-- start PROVIDED RECORDS --
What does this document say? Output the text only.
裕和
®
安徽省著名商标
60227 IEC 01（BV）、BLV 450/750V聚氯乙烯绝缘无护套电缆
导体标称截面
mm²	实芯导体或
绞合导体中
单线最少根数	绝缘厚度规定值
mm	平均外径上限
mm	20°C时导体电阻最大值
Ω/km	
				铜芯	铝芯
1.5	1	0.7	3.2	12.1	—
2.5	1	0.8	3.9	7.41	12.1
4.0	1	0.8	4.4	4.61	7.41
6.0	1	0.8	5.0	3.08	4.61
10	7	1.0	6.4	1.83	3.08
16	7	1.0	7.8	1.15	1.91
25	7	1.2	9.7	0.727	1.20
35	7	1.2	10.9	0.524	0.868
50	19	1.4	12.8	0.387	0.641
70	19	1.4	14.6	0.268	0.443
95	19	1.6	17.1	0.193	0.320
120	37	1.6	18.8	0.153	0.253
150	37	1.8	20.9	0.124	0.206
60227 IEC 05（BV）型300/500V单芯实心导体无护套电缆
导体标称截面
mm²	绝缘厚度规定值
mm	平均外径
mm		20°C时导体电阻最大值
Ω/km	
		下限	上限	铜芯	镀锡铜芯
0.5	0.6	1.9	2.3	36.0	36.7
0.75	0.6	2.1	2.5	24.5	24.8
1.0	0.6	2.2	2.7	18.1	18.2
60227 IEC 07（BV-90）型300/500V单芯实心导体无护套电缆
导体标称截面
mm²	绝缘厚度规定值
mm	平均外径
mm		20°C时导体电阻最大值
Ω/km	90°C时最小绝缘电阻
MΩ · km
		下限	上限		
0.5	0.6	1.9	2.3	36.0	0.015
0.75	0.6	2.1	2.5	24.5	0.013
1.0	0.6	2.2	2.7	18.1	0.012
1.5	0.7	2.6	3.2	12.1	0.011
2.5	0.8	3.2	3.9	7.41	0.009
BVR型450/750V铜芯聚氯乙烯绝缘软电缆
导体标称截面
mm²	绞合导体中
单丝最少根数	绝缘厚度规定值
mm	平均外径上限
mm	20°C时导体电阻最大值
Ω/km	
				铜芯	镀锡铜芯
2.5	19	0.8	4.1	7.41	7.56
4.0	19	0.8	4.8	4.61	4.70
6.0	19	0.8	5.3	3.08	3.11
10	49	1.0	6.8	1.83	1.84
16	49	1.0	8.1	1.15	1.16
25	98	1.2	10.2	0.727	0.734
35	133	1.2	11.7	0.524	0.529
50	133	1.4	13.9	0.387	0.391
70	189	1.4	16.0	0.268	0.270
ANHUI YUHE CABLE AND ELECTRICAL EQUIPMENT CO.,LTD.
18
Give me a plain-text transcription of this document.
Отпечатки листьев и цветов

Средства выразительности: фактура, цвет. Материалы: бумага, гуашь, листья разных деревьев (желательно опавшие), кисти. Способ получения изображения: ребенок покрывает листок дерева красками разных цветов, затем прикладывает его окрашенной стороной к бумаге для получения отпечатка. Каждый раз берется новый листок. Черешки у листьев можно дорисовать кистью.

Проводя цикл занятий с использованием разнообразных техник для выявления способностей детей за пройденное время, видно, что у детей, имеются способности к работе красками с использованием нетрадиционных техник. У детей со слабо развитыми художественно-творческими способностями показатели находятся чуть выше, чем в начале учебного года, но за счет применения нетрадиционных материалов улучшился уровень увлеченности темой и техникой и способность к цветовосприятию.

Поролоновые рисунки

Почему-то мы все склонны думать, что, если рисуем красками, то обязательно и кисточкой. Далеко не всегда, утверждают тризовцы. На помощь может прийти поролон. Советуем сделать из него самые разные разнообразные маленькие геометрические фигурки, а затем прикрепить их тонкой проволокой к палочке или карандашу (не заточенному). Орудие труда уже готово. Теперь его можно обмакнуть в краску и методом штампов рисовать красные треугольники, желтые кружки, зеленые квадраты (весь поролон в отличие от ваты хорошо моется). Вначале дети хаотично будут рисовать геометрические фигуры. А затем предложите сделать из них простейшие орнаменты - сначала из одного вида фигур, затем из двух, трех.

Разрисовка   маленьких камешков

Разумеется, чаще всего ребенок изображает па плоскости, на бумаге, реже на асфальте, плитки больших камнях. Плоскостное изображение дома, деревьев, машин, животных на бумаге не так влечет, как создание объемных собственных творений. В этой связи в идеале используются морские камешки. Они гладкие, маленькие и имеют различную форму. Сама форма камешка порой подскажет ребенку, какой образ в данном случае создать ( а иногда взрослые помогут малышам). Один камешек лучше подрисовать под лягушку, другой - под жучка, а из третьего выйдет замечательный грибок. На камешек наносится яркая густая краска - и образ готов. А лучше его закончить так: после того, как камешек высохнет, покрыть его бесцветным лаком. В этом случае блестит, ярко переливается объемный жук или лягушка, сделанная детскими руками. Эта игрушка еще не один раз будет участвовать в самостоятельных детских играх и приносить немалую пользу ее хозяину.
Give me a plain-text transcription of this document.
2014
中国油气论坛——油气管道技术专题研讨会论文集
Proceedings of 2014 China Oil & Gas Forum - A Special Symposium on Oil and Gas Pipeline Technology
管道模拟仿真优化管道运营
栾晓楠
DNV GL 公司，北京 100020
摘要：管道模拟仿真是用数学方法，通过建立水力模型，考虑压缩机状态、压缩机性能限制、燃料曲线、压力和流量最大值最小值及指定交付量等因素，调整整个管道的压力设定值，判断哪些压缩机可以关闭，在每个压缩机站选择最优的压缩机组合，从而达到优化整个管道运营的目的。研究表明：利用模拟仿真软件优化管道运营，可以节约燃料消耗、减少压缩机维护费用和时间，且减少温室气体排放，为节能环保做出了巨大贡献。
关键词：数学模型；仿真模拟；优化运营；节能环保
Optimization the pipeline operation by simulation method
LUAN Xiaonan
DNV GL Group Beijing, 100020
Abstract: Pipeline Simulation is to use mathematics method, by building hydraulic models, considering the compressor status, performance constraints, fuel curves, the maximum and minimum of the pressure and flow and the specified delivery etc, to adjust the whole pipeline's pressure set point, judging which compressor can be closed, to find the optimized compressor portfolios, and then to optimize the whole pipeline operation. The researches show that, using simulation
-- end PROVIDED RECORDS --
Type out the material again exactly as presented.

What does this document say? Output the text only.
裕和
®
安徽省著名商标
60227 IEC 01（BV）、BLV 450/750V聚氯乙烯绝缘无护套电缆
导体标称截面
mm²	实芯导体或
绞合导体中
单线最少根数	绝缘厚度规定值
mm	平均外径上限
mm	20°C时导体电阻最大值
Ω/km	
				铜芯	铝芯
1.5	1	0.7	3.2	12.1	—
2.5	1	0.8	3.9	7.41	12.1
4.0	1	0.8	4.4	4.61	7.41
6.0	1	0.8	5.0	3.08	4.61
10	7	1.0	6.4	1.83	3.08
16	7	1.0	7.8	1.15	1.91
25	7	1.2	9.7	0.727	1.20
35	7	1.2	10.9	0.524	0.868
50	19	1.4	12.8	0.387	0.641
70	19	1.4	14.6	0.268	0.443
95	19	1.6	17.1	0.193	0.320
120	37	1.6	18.8	0.153	0.253
150	37	1.8	20.9	0.124	0.206
60227 IEC 05（BV）型300/500V单芯实心导体无护套电缆
导体标称截面
mm²	绝缘厚度规定值
mm	平均外径
mm		20°C时导体电阻最大值
Ω/km	
		下限	上限	铜芯	镀锡铜芯
0.5	0.6	1.9	2.3	36.0	36.7
0.75	0.6	2.1	2.5	24.5	24.8
1.0	0.6	2.2	2.7	18.1	18.2
60227 IEC 07（BV-90）型300/500V单芯实心导体无护套电缆
导体标称截面
mm²	绝缘厚度规定值
mm	平均外径
mm		20°C时导体电阻最大值
Ω/km	90°C时最小绝缘电阻
MΩ · km
		下限	上限		
0.5	0.6	1.9	2.3	36.0	0.015
0.75	0.6	2.1	2.5	24.5	0.013
1.0	0.6	2.2	2.7	18.1	0.012
1.5	0.7	2.6	3.2	12.1	0.011
2.5	0.8	3.2	3.9	7.41	0.009
BVR型450/750V铜芯聚氯乙烯绝缘软电缆
导体标称截面
mm²	绞合导体中
单丝最少根数	绝缘厚度规定值
mm	平均外径上限
mm	20°C时导体电阻最大值
Ω/km	
				铜芯	镀锡铜芯
2.5	19	0.8	4.1	7.41	7.56
4.0	19	0.8	4.8	4.61	4.70
6.0	19	0.8	5.3	3.08	3.11
10	49	1.0	6.8	1.83	1.84
16	49	1.0	8.1	1.15	1.16
25	98	1.2	10.2	0.727	0.734
35	133	1.2	11.7	0.524	0.529
50	133	1.4	13.9	0.387	0.391
70	189	1.4	16.0	0.268	0.270
ANHUI YUHE CABLE AND ELECTRICAL EQUIPMENT CO.,LTD.
18
Give me a plain-text transcription of this document.
Отпечатки листьев и цветов

Средства выразительности: фактура, цвет. Материалы: бумага, гуашь, листья разных деревьев (желательно опавшие), кисти. Способ получения изображения: ребенок покрывает листок дерева красками разных цветов, затем прикладывает его окрашенной стороной к бумаге для получения отпечатка. Каждый раз берется новый листок. Черешки у листьев можно дорисовать кистью.

Проводя цикл занятий с использованием разнообразных техник для выявления способностей детей за пройденное время, видно, что у детей, имеются способности к работе красками с использованием нетрадиционных техник. У детей со слабо развитыми художественно-творческими способностями показатели находятся чуть выше, чем в начале учебного года, но за счет применения нетрадиционных материалов улучшился уровень увлеченности темой и техникой и способность к цветовосприятию.

Поролоновые рисунки

Почему-то мы все склонны думать, что, если рисуем красками, то обязательно и кисточкой. Далеко не всегда, утверждают тризовцы. На помощь может прийти поролон. Советуем сделать из него самые разные разнообразные маленькие геометрические фигурки, а затем прикрепить их тонкой проволокой к палочке или карандашу (не заточенному). Орудие труда уже готово. Теперь его можно обмакнуть в краску и методом штампов рисовать красные треугольники, желтые кружки, зеленые квадраты (весь поролон в отличие от ваты хорошо моется). Вначале дети хаотично будут рисовать геометрические фигуры. А затем предложите сделать из них простейшие орнаменты - сначала из одного вида фигур, затем из двух, трех.

Разрисовка   маленьких камешков

Разумеется, чаще всего ребенок изображает па плоскости, на бумаге, реже на асфальте, плитки больших камнях. Плоскостное изображение дома, деревьев, машин, животных на бумаге не так влечет, как создание объемных собственных творений. В этой связи в идеале используются морские камешки. Они гладкие, маленькие и имеют различную форму. Сама форма камешка порой подскажет ребенку, какой образ в данном случае создать ( а иногда взрослые помогут малышам). Один камешек лучше подрисовать под лягушку, другой - под жучка, а из третьего выйдет замечательный грибок. На камешек наносится яркая густая краска - и образ готов. А лучше его закончить так: после того, как камешек высохнет, покрыть его бесцветным лаком. В этом случае блестит, ярко переливается объемный жук или лягушка, сделанная детскими руками. Эта игрушка еще не один раз будет участвовать в самостоятельных детских играх и приносить немалую пользу ее хозяину.
Give me a plain-text transcription of this document.
2014
中国油气论坛——油气管道技术专题研讨会论文集
Proceedings of 2014 China Oil & Gas Forum - A Special Symposium on Oil and Gas Pipeline Technology
管道模拟仿真优化管道运营
栾晓楠
DNV GL 公司，北京 100020
摘要：管道模拟仿真是用数学方法，通过建立水力模型，考虑压缩机状态、压缩机性能限制、燃料曲线、压力和流量最大值最小值及指定交付量等因素，调整整个管道的压力设定值，判断哪些压缩机可以关闭，在每个压缩机站选择最优的压缩机组合，从而达到优化整个管道运营的目的。研究表明：利用模拟仿真软件优化管道运营，可以节约燃料消耗、减少压缩机维护费用和时间，且减少温室气体排放，为节能环保做出了巨大贡献。
关键词：数学模型；仿真模拟；优化运营；节能环保
Optimization the pipeline operation by simulation method
LUAN Xiaonan
DNV GL Group Beijing, 100020
Abstract: Pipeline Simulation is to use mathematics method, by building hydraulic models, considering the compressor status, performance constraints, fuel curves, the maximum and minimum of the pressure and flow and the specified delivery etc, to adjust the whole pipeline's pressure set point, judging which compressor can be closed, to find the optimized compressor portfolios, and then to optimize the whole pipeline operation. The researches show that, using simulation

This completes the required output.